YOUR INSTRUCTIONS:
State how many lines of the records contain the string "pledge", and give no other information.

DATASET ROWS:
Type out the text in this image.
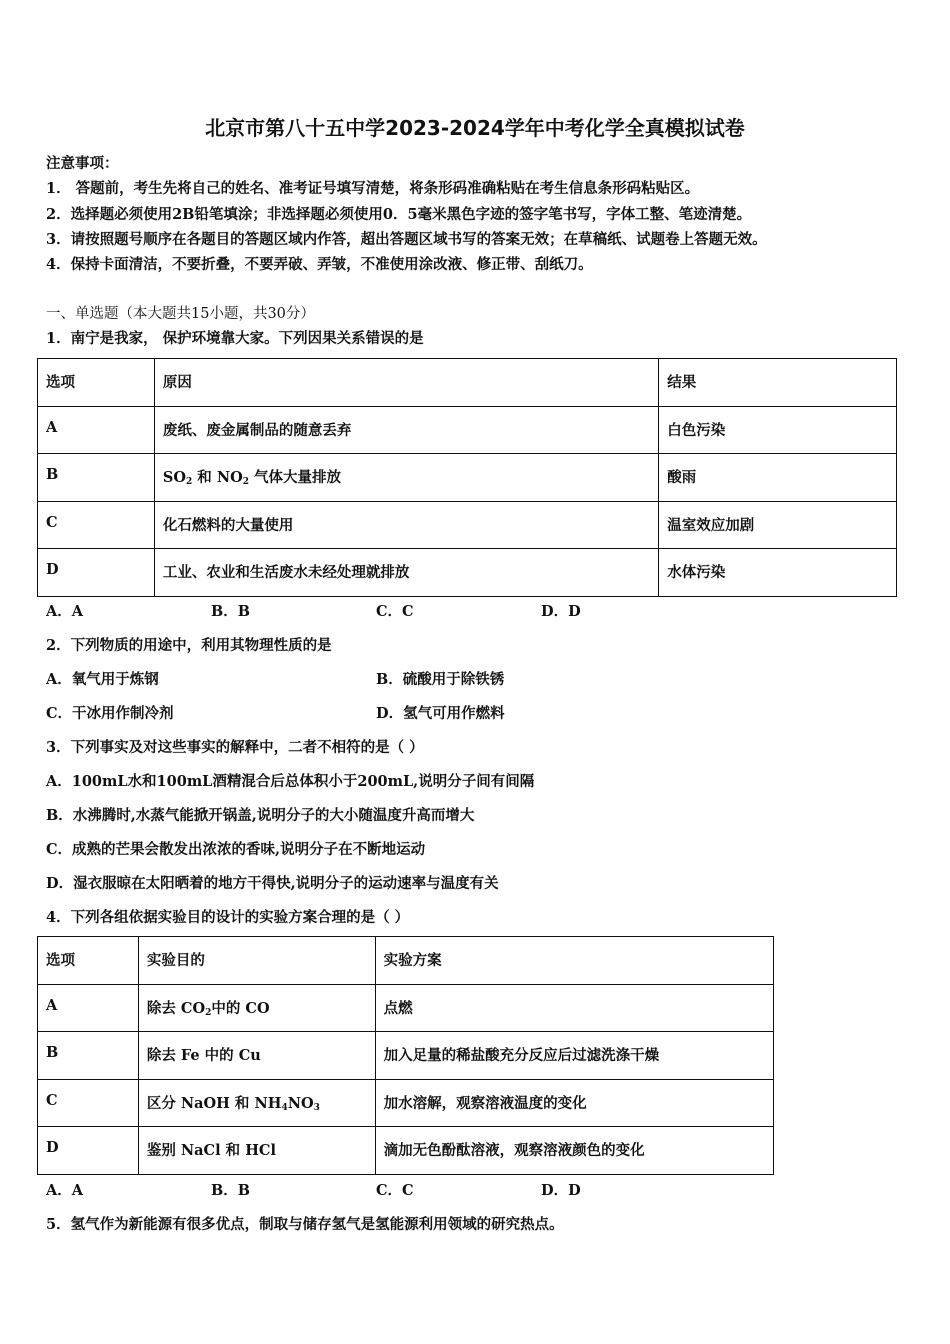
北京市第八十五中学2023-2024学年中考化学全真模拟试卷
注意事项：
1． 答题前，考生先将自己的姓名、准考证号填写清楚，将条形码准确粘贴在考生信息条形码粘贴区。
2．选择题必须使用2B铅笔填涂；非选择题必须使用0．5毫米黑色字迹的签字笔书写，字体工整、笔迹清楚。
3．请按照题号顺序在各题目的答题区域内作答，超出答题区域书写的答案无效；在草稿纸、试题卷上答题无效。
4．保持卡面清洁，不要折叠，不要弄破、弄皱，不准使用涂改液、修正带、刮纸刀。
一、单选题（本大题共15小题，共30分）
1．南宁是我家， 保护环境靠大家。下列因果关系错误的是
选项	原因	结果
A	废纸、废金属制品的随意丢弃	白色污染
B	$SO_2$ 和 $NO_2$ 气体大量排放	酸雨
C	化石燃料的大量使用	温室效应加剧
D	工业、农业和生活废水未经处理就排放	水体污染
A．A	B．B	C．C	D．D
2．下列物质的用途中，利用其物理性质的是
A．氧气用于炼钢	B．硫酸用于除铁锈
C．干冰用作制冷剂	D．氢气可用作燃料
3．下列事实及对这些事实的解释中，二者不相符的是（ ）
A．100mL水和100mL酒精混合后总体积小于200mL,说明分子间有间隔
B．水沸腾时,水蒸气能掀开锅盖,说明分子的大小随温度升高而增大
C．成熟的芒果会散发出浓浓的香味,说明分子在不断地运动
D．湿衣服晾在太阳晒着的地方干得快,说明分子的运动速率与温度有关
4．下列各组依据实验目的设计的实验方案合理的是（ ）
选项	实验目的	实验方案
A	除去 $CO_2$中的 CO	点燃
B	除去 Fe 中的 Cu	加入足量的稀盐酸充分反应后过滤洗涤干燥
C	区分 NaOH 和 $NH_4NO_3$	加水溶解，观察溶液温度的变化
D	鉴别 NaCl 和 HCl	滴加无色酚酞溶液，观察溶液颜色的变化
A．A	B．B	C．C	D．D
5．氢气作为新能源有很多优点，制取与储存氢气是氢能源利用领域的研究热点。
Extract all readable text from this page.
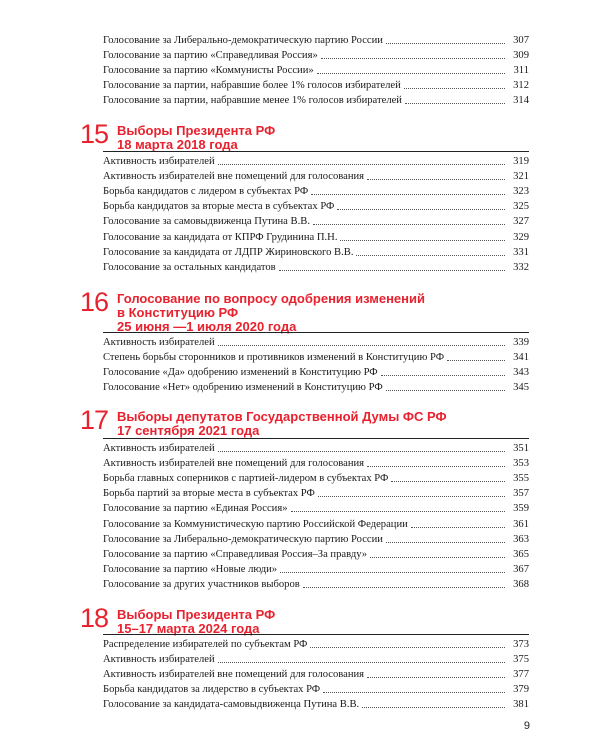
Голосование за Либерально-демократическую партию России	307
Голосование за партию «Справедливая Россия»	309
Голосование за партию «Коммунисты России»	311
Голосование за партии, набравшие более 1% голосов избирателей	312
Голосование за партии, набравшие менее 1% голосов избирателей	314
15 Выборы Президента РФ
18 марта 2018 года
Активность избирателей	319
Активность избирателей вне помещений для голосования	321
Борьба кандидатов с лидером в субъектах РФ	323
Борьба кандидатов за вторые места в субъектах РФ	325
Голосование за самовыдвиженца Путина В.В.	327
Голосование за кандидата от КПРФ Грудинина П.Н.	329
Голосование за кандидата от ЛДПР Жириновского В.В.	331
Голосование за остальных кандидатов	332
16 Голосование по вопросу одобрения изменений
в Конституцию РФ
25 июня —1 июля 2020 года
Активность избирателей	339
Степень борьбы сторонников и противников изменений в Конституцию РФ	341
Голосование «Да» одобрению изменений в Конституцию РФ	343
Голосование «Нет» одобрению изменений в Конституцию РФ	345
17 Выборы депутатов Государственной Думы ФС РФ
17 сентября 2021 года
Активность избирателей	351
Активность избирателей вне помещений для голосования	353
Борьба главных соперников с партией-лидером в субъектах РФ	355
Борьба партий за вторые места в субъектах РФ	357
Голосование за партию «Единая Россия»	359
Голосование за Коммунистическую партию Российской Федерации	361
Голосование за Либерально-демократическую партию России	363
Голосование за партию «Справедливая Россия–За правду»	365
Голосование за партию «Новые люди»	367
Голосование за других участников выборов	368
18 Выборы Президента РФ
15–17 марта 2024 года
Распределение избирателей по субъектам РФ	373
Активность избирателей	375
Активность избирателей вне помещений для голосования	377
Борьба кандидатов за лидерство в субъектах РФ	379
Голосование за кандидата-самовыдвиженца Путина В.В.	381
9
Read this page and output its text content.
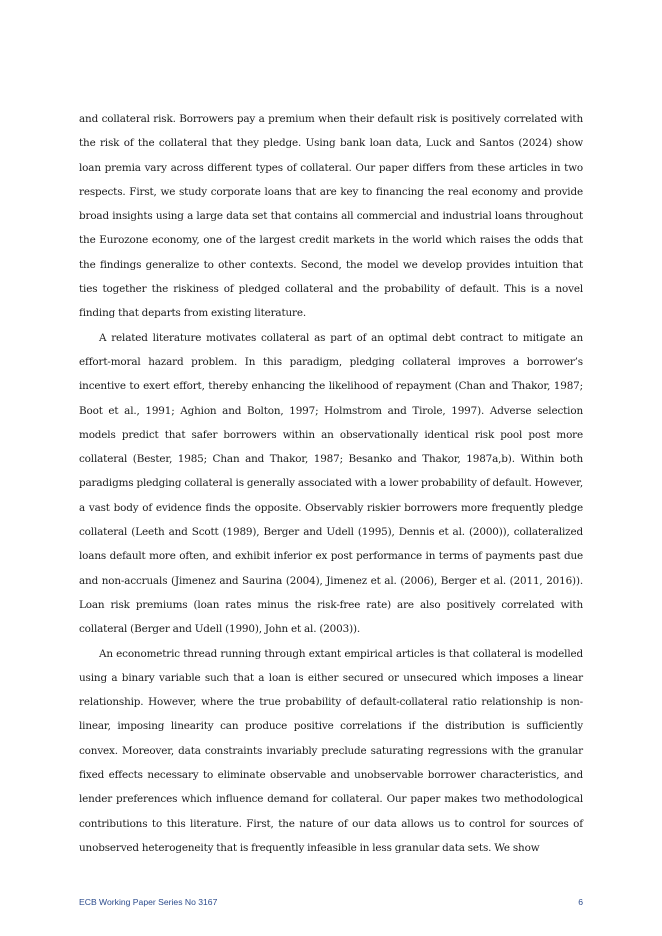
and collateral risk. Borrowers pay a premium when their default risk is positively correlated with the risk of the collateral that they pledge. Using bank loan data, Luck and Santos (2024) show loan premia vary across different types of collateral. Our paper differs from these articles in two respects. First, we study corporate loans that are key to financing the real economy and provide broad insights using a large data set that contains all commercial and industrial loans throughout the Eurozone economy, one of the largest credit markets in the world which raises the odds that the findings generalize to other contexts. Second, the model we develop provides intuition that ties together the riskiness of pledged collateral and the probability of default. This is a novel finding that departs from existing literature.

A related literature motivates collateral as part of an optimal debt contract to mitigate an effort-moral hazard problem. In this paradigm, pledging collateral improves a borrower’s incentive to exert effort, thereby enhancing the likelihood of repayment (Chan and Thakor, 1987; Boot et al., 1991; Aghion and Bolton, 1997; Holmstrom and Tirole, 1997). Adverse selection models predict that safer borrowers within an observationally identical risk pool post more collateral (Bester, 1985; Chan and Thakor, 1987; Besanko and Thakor, 1987a,b). Within both paradigms pledging collateral is generally associated with a lower probability of default. However, a vast body of evidence finds the opposite. Observably riskier borrowers more frequently pledge collateral (Leeth and Scott (1989), Berger and Udell (1995), Dennis et al. (2000)), collateralized loans default more often, and exhibit inferior ex post performance in terms of payments past due and non-accruals (Jimenez and Saurina (2004), Jimenez et al. (2006), Berger et al. (2011, 2016)). Loan risk premiums (loan rates minus the risk-free rate) are also positively correlated with collateral (Berger and Udell (1990), John et al. (2003)).

An econometric thread running through extant empirical articles is that collateral is modelled using a binary variable such that a loan is either secured or unsecured which imposes a linear relationship. However, where the true probability of default-collateral ratio relationship is non-linear, imposing linearity can produce positive correlations if the distribution is sufficiently convex. Moreover, data constraints invariably preclude saturating regressions with the granular fixed effects necessary to eliminate observable and unobservable borrower characteristics, and lender preferences which influence demand for collateral. Our paper makes two methodological contributions to this literature. First, the nature of our data allows us to control for sources of unobserved heterogeneity that is frequently infeasible in less granular data sets. We show

ECB Working Paper Series No 3167	6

THE COMPLETED TASK:
2